Task description: Identify all lines in the data containing the string "whitespaces". Copy them out.
— START Task inputs —
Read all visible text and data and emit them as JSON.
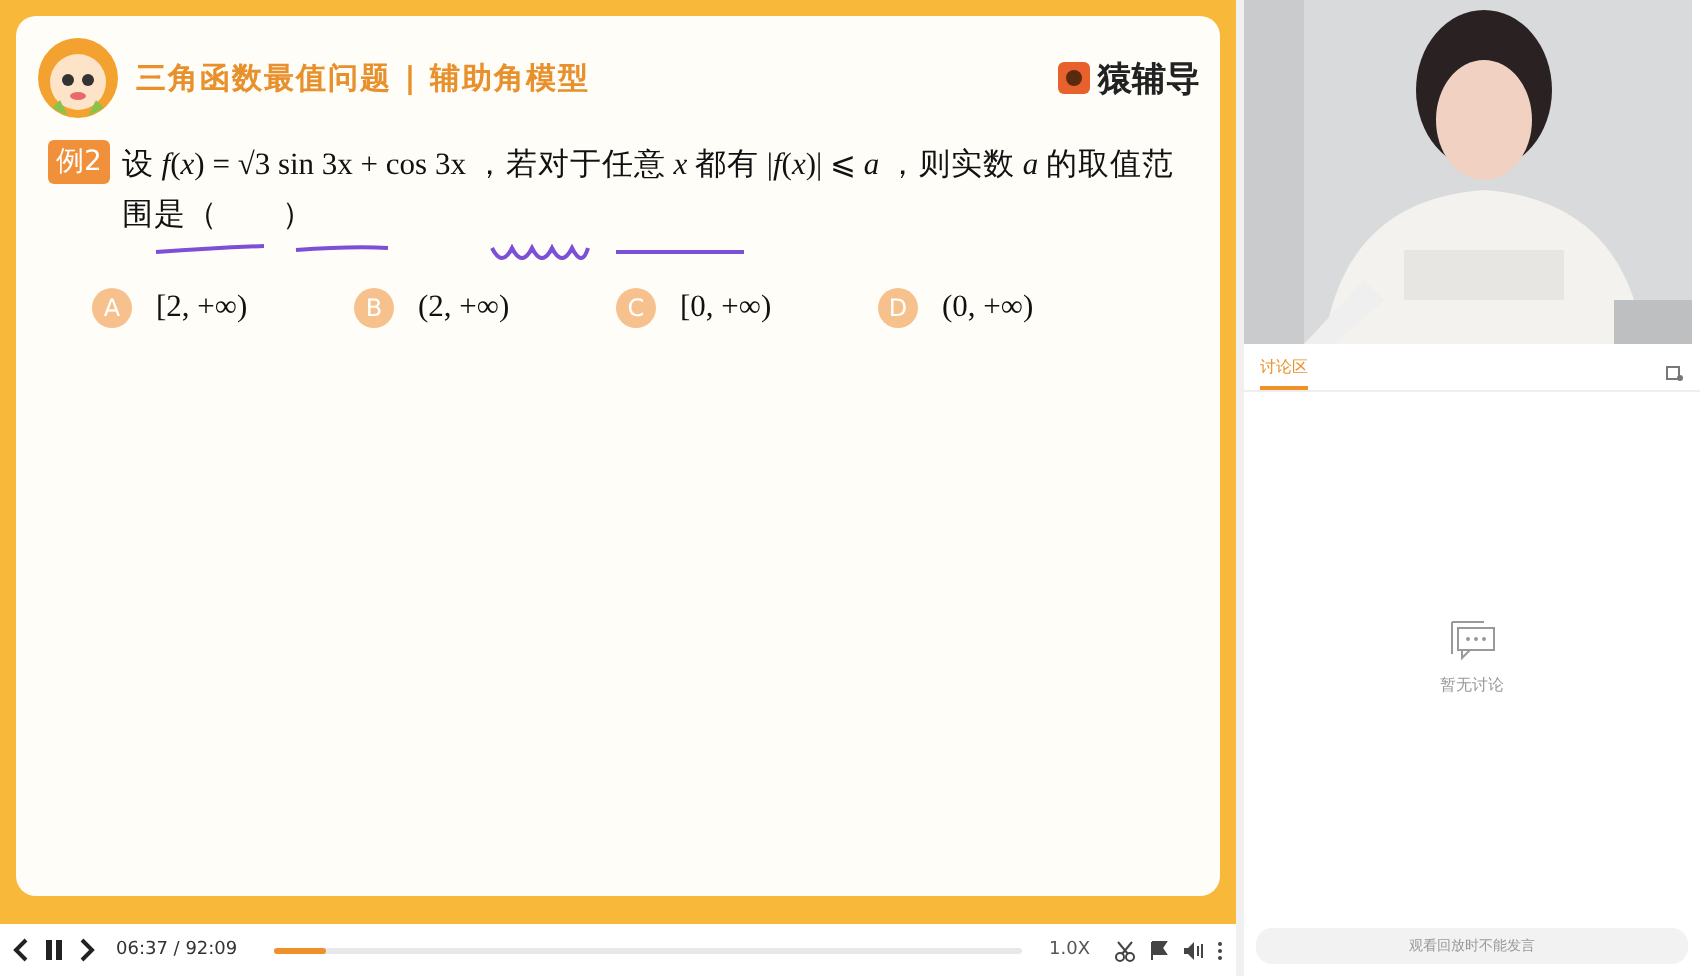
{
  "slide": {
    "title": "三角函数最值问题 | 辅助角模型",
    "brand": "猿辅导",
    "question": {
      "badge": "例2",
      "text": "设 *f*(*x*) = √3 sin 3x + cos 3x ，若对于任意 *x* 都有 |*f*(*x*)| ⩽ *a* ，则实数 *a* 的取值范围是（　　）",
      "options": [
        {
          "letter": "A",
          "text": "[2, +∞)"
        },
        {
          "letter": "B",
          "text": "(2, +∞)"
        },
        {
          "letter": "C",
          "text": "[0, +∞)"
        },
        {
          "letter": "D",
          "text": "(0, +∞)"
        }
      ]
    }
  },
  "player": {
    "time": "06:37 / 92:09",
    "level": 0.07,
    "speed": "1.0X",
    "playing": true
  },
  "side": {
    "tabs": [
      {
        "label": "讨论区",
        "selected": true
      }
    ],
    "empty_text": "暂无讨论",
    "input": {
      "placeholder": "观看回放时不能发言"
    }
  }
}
— END Task inputs —
— START Task inputs —
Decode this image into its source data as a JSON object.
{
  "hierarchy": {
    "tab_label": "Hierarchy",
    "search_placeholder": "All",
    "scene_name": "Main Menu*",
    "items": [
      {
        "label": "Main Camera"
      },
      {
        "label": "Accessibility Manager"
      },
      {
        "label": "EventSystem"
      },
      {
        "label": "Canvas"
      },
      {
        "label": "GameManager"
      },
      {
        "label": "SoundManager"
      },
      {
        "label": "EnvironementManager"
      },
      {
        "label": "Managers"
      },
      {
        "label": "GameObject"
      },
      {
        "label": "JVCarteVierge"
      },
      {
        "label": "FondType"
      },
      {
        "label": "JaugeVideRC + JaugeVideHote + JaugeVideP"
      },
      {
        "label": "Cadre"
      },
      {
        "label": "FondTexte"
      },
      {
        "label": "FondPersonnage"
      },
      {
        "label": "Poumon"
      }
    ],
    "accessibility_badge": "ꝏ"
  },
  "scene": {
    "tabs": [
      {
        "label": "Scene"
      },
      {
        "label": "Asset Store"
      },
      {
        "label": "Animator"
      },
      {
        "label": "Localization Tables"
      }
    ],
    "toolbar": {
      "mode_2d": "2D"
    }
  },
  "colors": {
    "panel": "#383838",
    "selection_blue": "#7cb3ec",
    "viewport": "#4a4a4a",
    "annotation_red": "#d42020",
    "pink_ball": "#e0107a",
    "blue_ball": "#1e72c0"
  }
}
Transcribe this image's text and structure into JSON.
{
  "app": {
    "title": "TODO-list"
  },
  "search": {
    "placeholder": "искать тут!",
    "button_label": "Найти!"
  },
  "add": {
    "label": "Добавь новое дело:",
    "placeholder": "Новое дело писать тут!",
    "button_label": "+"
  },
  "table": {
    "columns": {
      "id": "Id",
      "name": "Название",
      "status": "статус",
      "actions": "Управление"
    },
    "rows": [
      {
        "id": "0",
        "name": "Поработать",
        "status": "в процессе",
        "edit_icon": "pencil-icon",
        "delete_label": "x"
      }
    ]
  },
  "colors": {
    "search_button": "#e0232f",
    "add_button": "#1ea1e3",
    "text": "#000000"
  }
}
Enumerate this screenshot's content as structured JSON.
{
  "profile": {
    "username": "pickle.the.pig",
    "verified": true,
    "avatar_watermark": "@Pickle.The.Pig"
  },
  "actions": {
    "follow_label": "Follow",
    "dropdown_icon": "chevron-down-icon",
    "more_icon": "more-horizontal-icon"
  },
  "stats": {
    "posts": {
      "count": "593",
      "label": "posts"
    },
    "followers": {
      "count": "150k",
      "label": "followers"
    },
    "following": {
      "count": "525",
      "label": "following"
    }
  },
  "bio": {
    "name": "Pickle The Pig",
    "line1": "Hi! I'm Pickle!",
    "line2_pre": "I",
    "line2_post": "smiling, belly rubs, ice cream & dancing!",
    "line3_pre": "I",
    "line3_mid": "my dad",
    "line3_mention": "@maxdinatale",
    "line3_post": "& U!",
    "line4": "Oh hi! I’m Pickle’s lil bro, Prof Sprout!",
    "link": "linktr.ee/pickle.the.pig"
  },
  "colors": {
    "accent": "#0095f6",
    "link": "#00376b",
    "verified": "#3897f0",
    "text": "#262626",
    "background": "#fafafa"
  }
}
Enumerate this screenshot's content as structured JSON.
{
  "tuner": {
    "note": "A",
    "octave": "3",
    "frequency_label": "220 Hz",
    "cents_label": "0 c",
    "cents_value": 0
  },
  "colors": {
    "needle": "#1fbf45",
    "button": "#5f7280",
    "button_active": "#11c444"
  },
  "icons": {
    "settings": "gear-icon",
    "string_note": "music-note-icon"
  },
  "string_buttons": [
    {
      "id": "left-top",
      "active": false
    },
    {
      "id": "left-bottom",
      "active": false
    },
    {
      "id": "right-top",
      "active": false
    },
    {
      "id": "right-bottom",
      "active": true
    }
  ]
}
— END Task inputs —
— START Task inputs —
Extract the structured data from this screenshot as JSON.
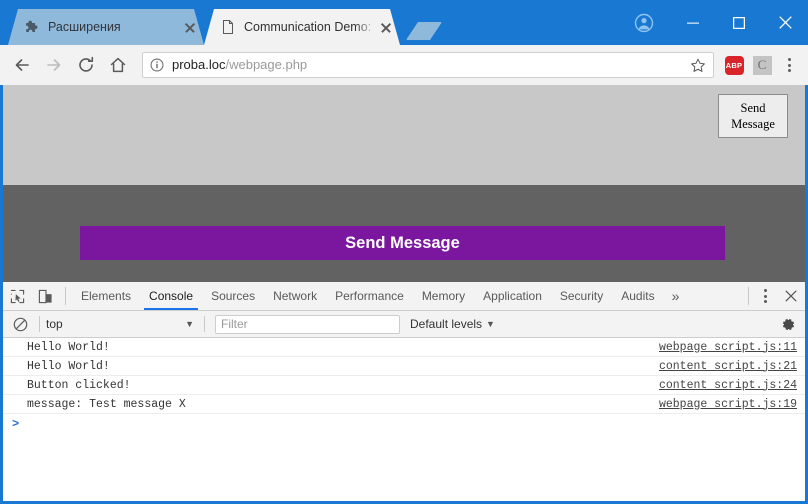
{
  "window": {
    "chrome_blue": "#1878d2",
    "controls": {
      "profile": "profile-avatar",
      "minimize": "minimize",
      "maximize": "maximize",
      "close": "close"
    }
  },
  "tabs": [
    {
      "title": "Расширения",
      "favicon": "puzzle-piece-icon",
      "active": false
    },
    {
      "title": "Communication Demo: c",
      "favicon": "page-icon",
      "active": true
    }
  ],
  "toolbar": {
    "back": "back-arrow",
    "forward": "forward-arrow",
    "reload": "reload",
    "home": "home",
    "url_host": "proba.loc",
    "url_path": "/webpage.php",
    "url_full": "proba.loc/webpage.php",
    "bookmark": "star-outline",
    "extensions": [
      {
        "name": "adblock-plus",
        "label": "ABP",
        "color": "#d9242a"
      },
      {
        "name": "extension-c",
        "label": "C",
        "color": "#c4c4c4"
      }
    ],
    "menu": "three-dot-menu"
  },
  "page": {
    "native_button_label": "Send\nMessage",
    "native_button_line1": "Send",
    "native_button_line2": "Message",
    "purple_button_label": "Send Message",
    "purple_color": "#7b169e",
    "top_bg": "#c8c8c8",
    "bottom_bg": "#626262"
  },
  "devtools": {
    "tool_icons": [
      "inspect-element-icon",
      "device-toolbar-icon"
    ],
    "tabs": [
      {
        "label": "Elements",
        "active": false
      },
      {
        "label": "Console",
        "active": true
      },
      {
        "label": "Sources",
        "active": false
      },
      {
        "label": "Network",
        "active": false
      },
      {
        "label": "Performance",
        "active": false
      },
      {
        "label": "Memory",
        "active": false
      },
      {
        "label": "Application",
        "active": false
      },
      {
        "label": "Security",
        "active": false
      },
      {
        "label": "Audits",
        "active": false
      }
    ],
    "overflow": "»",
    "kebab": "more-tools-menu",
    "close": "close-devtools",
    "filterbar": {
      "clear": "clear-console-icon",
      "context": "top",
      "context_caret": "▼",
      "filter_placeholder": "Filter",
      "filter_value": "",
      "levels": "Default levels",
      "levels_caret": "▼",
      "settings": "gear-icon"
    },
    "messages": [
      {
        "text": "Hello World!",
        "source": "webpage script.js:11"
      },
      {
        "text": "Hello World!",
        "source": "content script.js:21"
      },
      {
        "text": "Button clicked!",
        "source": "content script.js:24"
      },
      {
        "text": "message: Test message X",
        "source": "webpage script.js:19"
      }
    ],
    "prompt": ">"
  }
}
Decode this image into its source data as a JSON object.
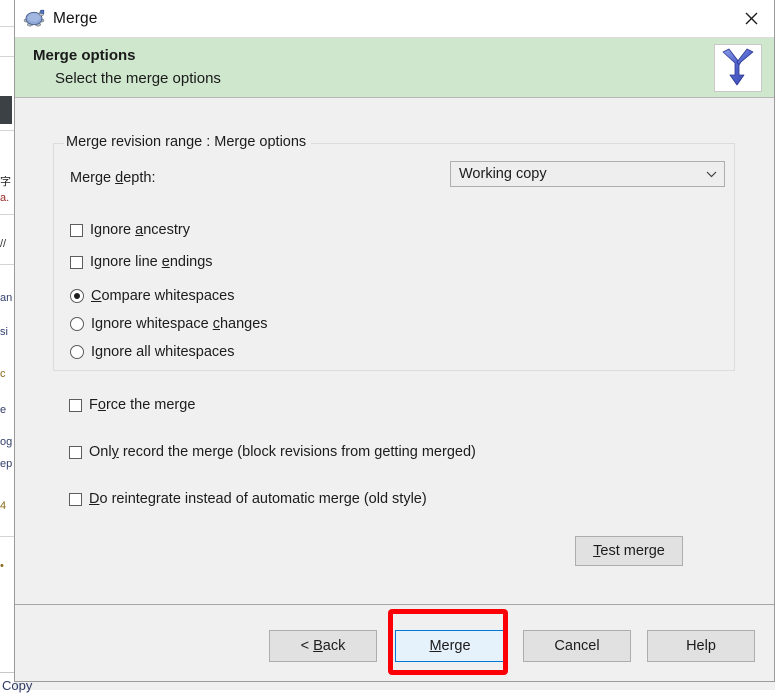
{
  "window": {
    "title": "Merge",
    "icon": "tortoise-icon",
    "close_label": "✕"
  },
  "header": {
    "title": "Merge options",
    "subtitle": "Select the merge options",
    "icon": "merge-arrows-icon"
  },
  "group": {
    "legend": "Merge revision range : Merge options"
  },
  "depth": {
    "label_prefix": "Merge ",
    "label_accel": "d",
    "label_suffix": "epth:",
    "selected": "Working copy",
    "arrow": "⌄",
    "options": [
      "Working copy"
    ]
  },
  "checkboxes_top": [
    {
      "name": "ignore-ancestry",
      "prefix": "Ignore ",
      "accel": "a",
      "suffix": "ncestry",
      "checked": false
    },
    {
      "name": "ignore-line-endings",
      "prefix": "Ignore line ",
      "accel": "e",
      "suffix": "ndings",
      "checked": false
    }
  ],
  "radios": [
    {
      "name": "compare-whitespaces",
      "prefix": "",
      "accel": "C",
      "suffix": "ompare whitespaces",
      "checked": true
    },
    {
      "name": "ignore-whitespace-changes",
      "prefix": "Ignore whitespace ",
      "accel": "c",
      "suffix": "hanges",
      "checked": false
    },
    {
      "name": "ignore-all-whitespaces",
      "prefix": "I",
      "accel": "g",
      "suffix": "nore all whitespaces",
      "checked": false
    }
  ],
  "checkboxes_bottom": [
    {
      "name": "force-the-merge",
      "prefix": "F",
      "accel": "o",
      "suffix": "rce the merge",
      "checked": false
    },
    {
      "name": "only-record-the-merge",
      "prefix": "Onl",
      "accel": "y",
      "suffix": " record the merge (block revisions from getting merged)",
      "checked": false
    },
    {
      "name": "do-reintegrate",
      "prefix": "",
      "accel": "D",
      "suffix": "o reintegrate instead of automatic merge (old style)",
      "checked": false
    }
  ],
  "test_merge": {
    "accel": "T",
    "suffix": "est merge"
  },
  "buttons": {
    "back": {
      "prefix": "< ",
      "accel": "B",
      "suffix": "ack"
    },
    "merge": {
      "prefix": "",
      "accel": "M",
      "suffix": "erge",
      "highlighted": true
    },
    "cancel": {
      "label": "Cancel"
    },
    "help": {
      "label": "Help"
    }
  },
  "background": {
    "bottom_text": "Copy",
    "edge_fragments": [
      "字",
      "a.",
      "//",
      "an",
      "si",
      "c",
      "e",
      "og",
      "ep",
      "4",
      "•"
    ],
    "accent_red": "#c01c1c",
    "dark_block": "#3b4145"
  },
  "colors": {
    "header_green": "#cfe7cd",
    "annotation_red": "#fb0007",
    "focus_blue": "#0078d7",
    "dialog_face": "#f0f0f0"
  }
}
— END Task inputs —
Completed task:
      "name": "compare-whitespaces",
      "suffix": "ompare whitespaces",
      "name": "ignore-all-whitespaces",
      "suffix": "nore all whitespaces",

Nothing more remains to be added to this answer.